Data items:
====
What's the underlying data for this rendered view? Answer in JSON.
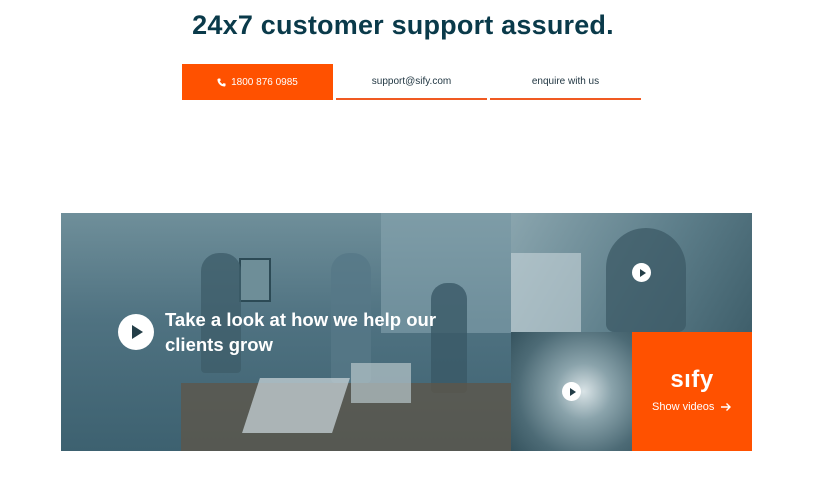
{
  "heading": "24x7 customer support assured.",
  "contacts": {
    "phone": {
      "label": "1800 876 0985",
      "icon": "phone-icon"
    },
    "email": {
      "label": "support@sify.com"
    },
    "enquire": {
      "label": "enquire with us"
    }
  },
  "media": {
    "main_headline": "Take a look at how we help our clients grow",
    "brand": {
      "logo": "sıfy",
      "link_label": "Show videos",
      "icon": "arrow-right-icon"
    }
  },
  "colors": {
    "accent": "#ff5100",
    "heading": "#0a3a4a",
    "overlay": "#4f7281"
  }
}
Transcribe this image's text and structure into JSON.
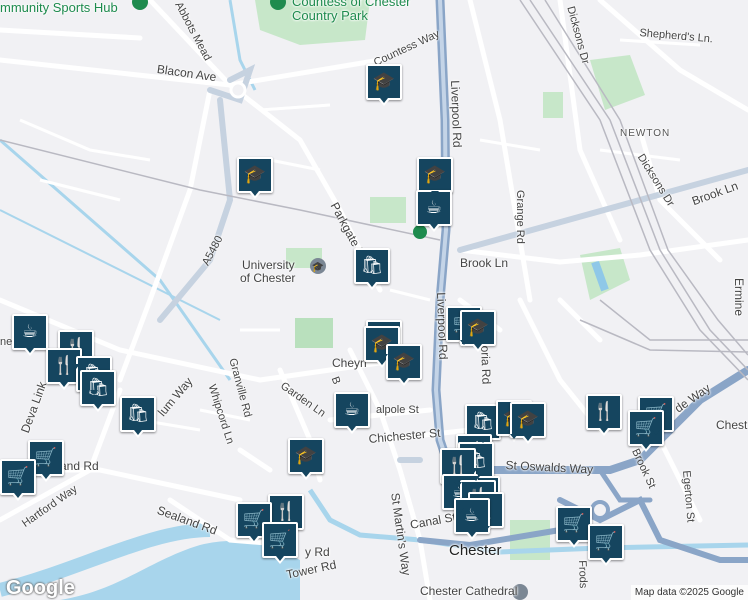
====
▸ WORK TO DO:
Pictures are excluded; copy all other data exactly as shown.

▸ SOLUTION TO THIS EXERCISE:
What's the underlying data for this rendered view? Answer in JSON.
{
  "heading": "24x7 customer support assured.",
  "contacts": {
    "phone": {
      "label": "1800 876 0985",
      "icon": "phone-icon"
    },
    "email": {
      "label": "support@sify.com"
    },
    "enquire": {
      "label": "enquire with us"
    }
  },
  "media": {
    "main_headline": "Take a look at how we help our clients grow",
    "brand": {
      "logo": "sıfy",
      "link_label": "Show videos",
      "icon": "arrow-right-icon"
    }
  },
  "colors": {
    "accent": "#ff5100",
    "heading": "#0a3a4a",
    "overlay": "#4f7281"
  }
}
Transcribe this image's text and structure into JSON.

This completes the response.